-- INPUT FOR THIS TASK --
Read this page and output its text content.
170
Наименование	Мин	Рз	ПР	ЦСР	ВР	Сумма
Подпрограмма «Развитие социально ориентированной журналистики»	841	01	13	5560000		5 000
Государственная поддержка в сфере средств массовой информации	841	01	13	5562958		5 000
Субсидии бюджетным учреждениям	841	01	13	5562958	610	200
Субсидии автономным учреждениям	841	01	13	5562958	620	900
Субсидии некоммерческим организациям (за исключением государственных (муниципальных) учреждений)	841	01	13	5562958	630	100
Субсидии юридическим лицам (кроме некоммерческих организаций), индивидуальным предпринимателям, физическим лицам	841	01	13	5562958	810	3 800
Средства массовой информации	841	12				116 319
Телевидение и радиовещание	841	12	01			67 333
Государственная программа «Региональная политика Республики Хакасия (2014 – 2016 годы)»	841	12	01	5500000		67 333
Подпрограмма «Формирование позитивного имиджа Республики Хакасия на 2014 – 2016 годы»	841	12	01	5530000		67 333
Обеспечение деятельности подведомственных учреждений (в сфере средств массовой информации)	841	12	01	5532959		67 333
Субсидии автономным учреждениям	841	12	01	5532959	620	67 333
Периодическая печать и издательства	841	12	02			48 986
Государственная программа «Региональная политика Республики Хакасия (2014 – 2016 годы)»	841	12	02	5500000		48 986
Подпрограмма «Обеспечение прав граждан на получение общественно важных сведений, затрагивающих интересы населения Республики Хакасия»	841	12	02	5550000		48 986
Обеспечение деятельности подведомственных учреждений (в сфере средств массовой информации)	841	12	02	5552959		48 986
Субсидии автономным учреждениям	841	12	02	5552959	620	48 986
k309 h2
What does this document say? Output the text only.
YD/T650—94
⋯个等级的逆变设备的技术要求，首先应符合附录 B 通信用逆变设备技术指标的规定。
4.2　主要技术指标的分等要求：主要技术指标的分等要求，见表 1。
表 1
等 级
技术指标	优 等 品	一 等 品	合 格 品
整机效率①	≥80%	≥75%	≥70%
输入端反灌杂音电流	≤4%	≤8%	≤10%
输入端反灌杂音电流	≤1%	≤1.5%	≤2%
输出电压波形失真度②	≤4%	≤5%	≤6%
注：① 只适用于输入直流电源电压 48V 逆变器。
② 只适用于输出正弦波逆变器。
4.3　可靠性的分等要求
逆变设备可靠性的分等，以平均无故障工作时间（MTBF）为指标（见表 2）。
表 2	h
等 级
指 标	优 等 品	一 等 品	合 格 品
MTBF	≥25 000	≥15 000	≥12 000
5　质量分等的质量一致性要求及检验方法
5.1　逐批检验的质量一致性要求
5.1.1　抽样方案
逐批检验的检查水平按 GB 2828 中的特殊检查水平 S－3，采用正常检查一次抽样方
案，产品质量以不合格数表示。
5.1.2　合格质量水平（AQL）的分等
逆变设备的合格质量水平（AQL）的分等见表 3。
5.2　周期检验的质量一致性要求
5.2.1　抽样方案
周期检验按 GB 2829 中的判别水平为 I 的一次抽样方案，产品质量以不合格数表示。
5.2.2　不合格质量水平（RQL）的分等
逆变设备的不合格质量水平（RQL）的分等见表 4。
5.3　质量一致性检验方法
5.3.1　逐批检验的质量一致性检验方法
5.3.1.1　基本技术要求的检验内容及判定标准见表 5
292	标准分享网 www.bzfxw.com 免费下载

--

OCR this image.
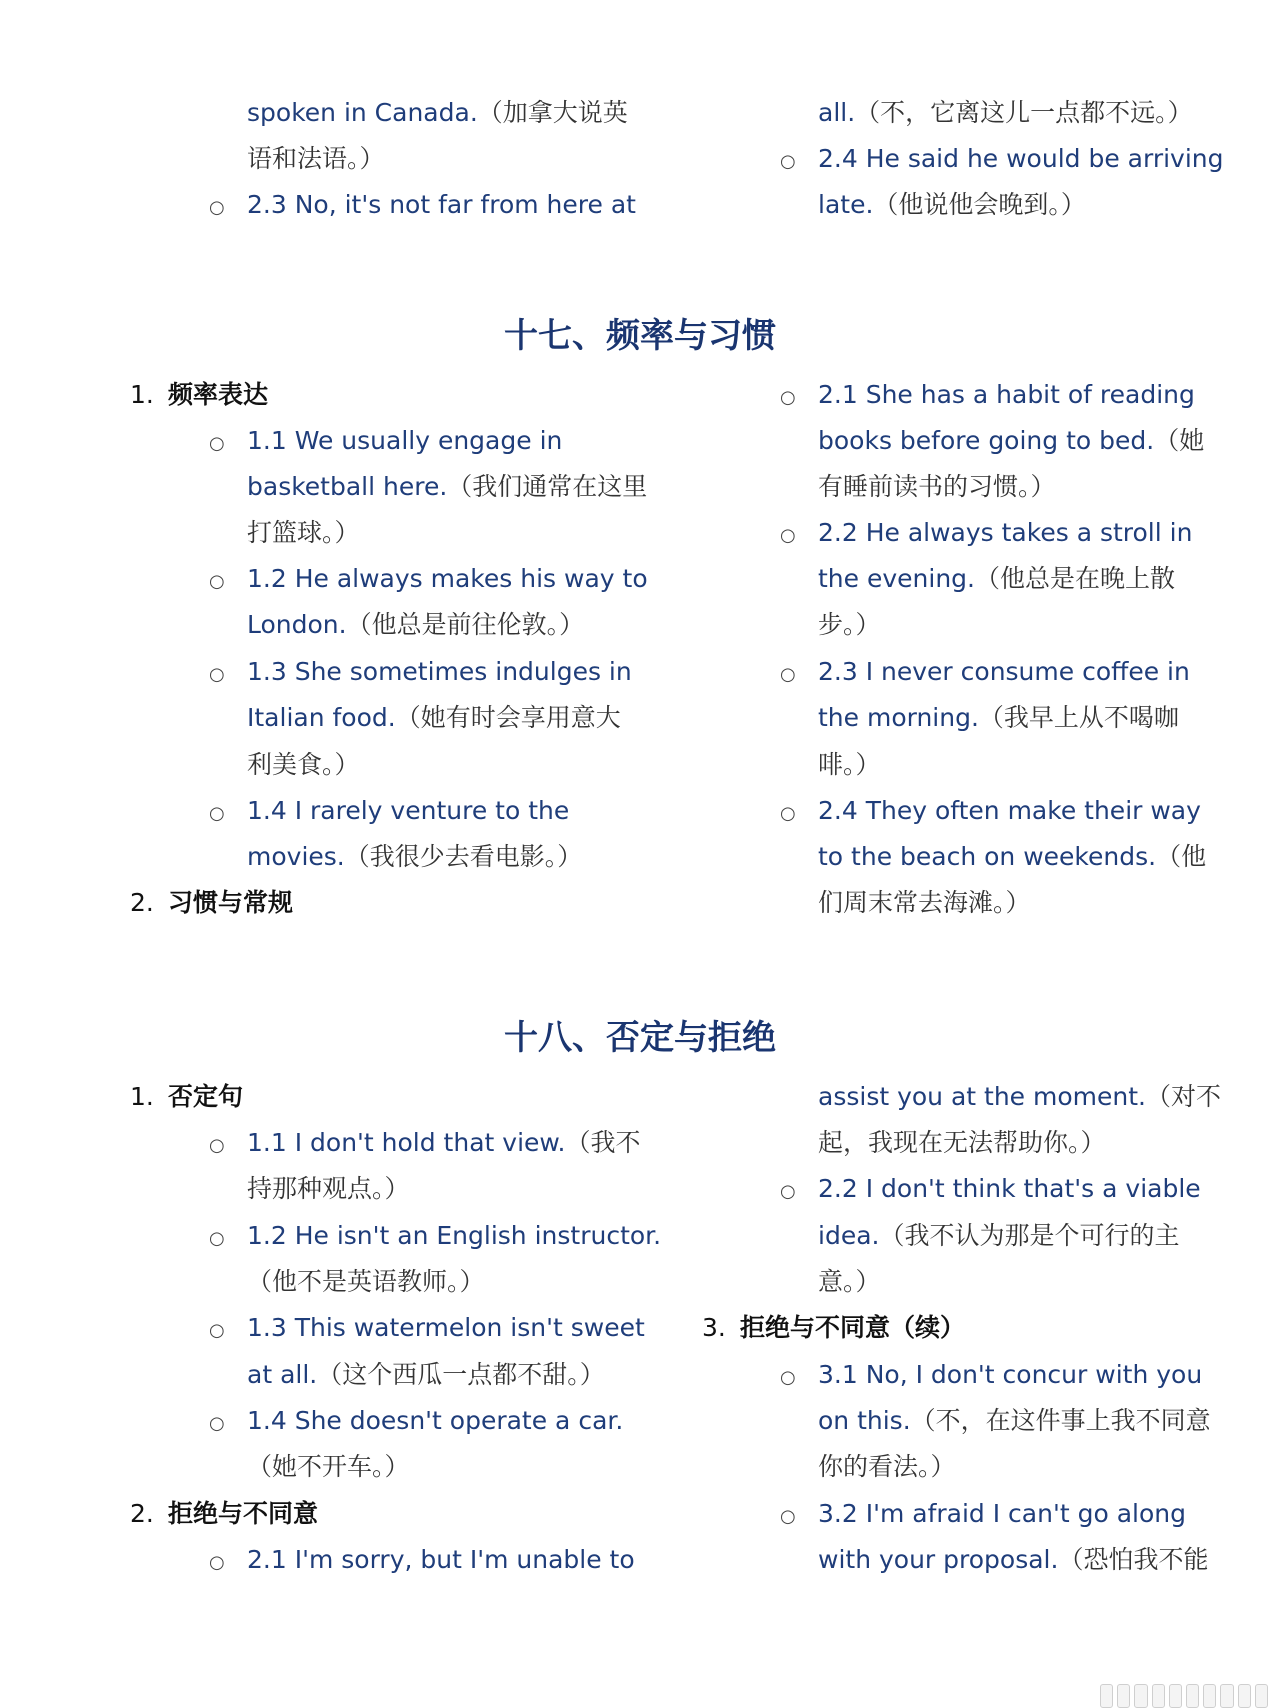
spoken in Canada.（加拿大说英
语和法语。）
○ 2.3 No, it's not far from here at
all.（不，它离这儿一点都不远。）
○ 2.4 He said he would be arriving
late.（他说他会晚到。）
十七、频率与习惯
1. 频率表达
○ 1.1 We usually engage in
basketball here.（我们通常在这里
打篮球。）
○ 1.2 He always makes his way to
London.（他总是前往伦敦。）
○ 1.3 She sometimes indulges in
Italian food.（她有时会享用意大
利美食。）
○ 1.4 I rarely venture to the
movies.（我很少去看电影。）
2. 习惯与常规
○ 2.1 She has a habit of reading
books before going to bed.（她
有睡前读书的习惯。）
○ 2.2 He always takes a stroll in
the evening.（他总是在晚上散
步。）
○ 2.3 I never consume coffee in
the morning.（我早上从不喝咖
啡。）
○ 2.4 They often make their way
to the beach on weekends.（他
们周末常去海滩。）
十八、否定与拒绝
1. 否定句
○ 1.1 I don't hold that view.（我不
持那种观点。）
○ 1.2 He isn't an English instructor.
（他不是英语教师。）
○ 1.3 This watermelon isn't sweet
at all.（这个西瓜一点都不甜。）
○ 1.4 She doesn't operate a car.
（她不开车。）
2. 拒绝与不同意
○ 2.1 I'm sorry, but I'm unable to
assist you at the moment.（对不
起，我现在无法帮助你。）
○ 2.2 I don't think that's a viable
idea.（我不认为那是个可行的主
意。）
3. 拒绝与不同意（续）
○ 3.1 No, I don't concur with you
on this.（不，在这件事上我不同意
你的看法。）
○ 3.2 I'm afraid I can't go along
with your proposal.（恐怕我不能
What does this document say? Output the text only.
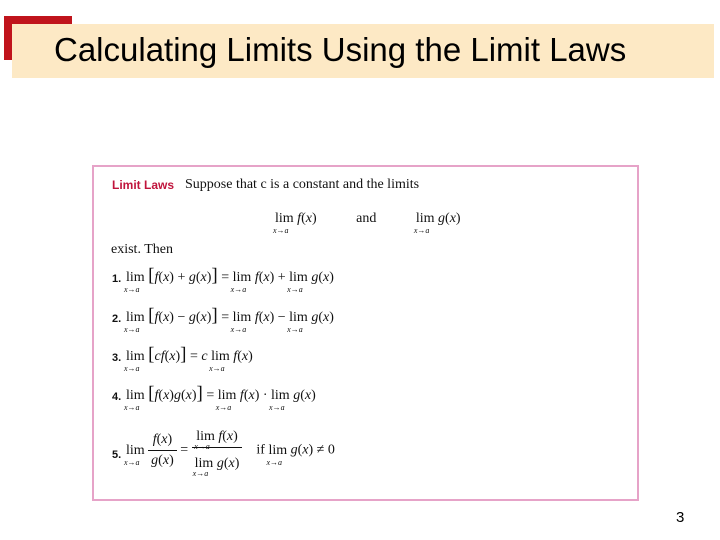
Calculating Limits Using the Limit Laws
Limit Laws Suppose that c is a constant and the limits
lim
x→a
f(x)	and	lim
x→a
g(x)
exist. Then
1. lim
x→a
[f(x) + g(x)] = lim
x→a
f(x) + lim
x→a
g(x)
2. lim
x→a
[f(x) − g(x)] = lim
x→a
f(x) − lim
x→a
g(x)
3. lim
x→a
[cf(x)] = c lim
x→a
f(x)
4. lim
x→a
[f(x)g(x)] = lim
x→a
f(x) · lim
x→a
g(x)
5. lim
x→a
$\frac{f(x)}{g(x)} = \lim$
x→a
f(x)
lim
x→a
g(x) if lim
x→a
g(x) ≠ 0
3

-- INSTRUCTIONS TO FOLLOW --
State how many lines above include the word "подведомственных", and nothing more.

-- REPLY --
2